SET PROBLEM: Reproduce every line of the items below, character for character.

RECORD SET:
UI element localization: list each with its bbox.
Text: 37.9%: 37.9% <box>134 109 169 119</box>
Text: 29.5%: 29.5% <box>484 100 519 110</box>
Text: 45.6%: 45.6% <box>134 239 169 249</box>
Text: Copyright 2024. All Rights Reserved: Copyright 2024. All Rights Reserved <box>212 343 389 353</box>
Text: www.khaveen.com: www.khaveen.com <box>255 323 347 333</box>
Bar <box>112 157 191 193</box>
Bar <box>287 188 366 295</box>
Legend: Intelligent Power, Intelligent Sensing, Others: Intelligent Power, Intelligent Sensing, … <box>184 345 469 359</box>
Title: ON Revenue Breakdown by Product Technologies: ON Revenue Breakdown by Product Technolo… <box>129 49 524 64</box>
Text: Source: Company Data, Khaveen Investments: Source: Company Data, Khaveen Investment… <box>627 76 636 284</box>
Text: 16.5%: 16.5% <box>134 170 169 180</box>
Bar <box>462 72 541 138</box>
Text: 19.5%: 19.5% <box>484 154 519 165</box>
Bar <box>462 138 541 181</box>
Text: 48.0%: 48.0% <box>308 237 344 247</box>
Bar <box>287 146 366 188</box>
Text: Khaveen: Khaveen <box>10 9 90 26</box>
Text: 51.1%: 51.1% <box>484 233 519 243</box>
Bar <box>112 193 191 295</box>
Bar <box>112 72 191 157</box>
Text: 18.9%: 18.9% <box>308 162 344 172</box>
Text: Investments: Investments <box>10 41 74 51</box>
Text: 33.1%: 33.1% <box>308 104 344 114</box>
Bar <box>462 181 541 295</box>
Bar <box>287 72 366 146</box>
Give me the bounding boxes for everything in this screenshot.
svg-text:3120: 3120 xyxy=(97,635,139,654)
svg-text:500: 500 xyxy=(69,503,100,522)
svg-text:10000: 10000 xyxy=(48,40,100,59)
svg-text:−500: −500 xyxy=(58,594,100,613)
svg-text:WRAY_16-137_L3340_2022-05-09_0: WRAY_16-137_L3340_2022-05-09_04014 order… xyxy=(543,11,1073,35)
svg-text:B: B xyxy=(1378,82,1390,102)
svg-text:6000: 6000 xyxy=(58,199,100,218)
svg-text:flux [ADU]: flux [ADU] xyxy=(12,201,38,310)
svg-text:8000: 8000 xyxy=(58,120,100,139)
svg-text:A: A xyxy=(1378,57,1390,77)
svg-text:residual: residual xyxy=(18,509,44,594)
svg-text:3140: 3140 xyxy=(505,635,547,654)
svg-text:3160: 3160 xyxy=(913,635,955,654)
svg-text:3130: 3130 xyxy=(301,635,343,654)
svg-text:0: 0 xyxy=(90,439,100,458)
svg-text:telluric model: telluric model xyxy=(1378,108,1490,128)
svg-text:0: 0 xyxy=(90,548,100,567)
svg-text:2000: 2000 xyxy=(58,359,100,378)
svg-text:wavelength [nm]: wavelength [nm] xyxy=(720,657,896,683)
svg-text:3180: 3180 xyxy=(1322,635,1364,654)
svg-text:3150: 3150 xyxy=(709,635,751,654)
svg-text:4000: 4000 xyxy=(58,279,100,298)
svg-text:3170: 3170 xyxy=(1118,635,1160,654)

OUTPUT OF THE TASK:
UI element localization: list each with its bbox.
Text: 37.9%: 37.9% <box>134 109 169 119</box>
Text: 29.5%: 29.5% <box>484 100 519 110</box>
Text: 45.6%: 45.6% <box>134 239 169 249</box>
Text: Copyright 2024. All Rights Reserved: Copyright 2024. All Rights Reserved <box>212 343 389 353</box>
Text: www.khaveen.com: www.khaveen.com <box>255 323 347 333</box>
Bar <box>112 157 191 193</box>
Bar <box>287 188 366 295</box>
Legend: Intelligent Power, Intelligent Sensing, Others: Intelligent Power, Intelligent Sensing, … <box>184 345 469 359</box>
Title: ON Revenue Breakdown by Product Technologies: ON Revenue Breakdown by Product Technolo… <box>129 49 524 64</box>
Text: Source: Company Data, Khaveen Investments: Source: Company Data, Khaveen Investment… <box>627 76 636 284</box>
Text: 16.5%: 16.5% <box>134 170 169 180</box>
Bar <box>462 72 541 138</box>
Text: 19.5%: 19.5% <box>484 154 519 165</box>
Bar <box>462 138 541 181</box>
Text: 48.0%: 48.0% <box>308 237 344 247</box>
Bar <box>287 146 366 188</box>
Text: Khaveen: Khaveen <box>10 9 90 26</box>
Text: 51.1%: 51.1% <box>484 233 519 243</box>
Bar <box>112 193 191 295</box>
Bar <box>112 72 191 157</box>
Text: 18.9%: 18.9% <box>308 162 344 172</box>
Text: Investments: Investments <box>10 41 74 51</box>
Text: 33.1%: 33.1% <box>308 104 344 114</box>
Bar <box>462 181 541 295</box>
Bar <box>287 72 366 146</box>
Give me the bounding boxes for everything in this screenshot.
svg-text:3120: 3120 xyxy=(97,635,139,654)
svg-text:500: 500 xyxy=(69,503,100,522)
svg-text:10000: 10000 xyxy=(48,40,100,59)
svg-text:−500: −500 xyxy=(58,594,100,613)
svg-text:WRAY_16-137_L3340_2022-05-09_0: WRAY_16-137_L3340_2022-05-09_04014 order… xyxy=(543,11,1073,35)
svg-text:B: B xyxy=(1378,82,1390,102)
svg-text:6000: 6000 xyxy=(58,199,100,218)
svg-text:flux [ADU]: flux [ADU] xyxy=(12,201,38,310)
svg-text:8000: 8000 xyxy=(58,120,100,139)
svg-text:A: A xyxy=(1378,57,1390,77)
svg-text:residual: residual xyxy=(18,509,44,594)
svg-text:3140: 3140 xyxy=(505,635,547,654)
svg-text:3160: 3160 xyxy=(913,635,955,654)
svg-text:3130: 3130 xyxy=(301,635,343,654)
svg-text:0: 0 xyxy=(90,439,100,458)
svg-text:telluric model: telluric model xyxy=(1378,108,1490,128)
svg-text:0: 0 xyxy=(90,548,100,567)
svg-text:2000: 2000 xyxy=(58,359,100,378)
svg-text:wavelength [nm]: wavelength [nm] xyxy=(720,657,896,683)
svg-text:3180: 3180 xyxy=(1322,635,1364,654)
svg-text:3150: 3150 xyxy=(709,635,751,654)
svg-text:4000: 4000 xyxy=(58,279,100,298)
svg-text:3170: 3170 xyxy=(1118,635,1160,654)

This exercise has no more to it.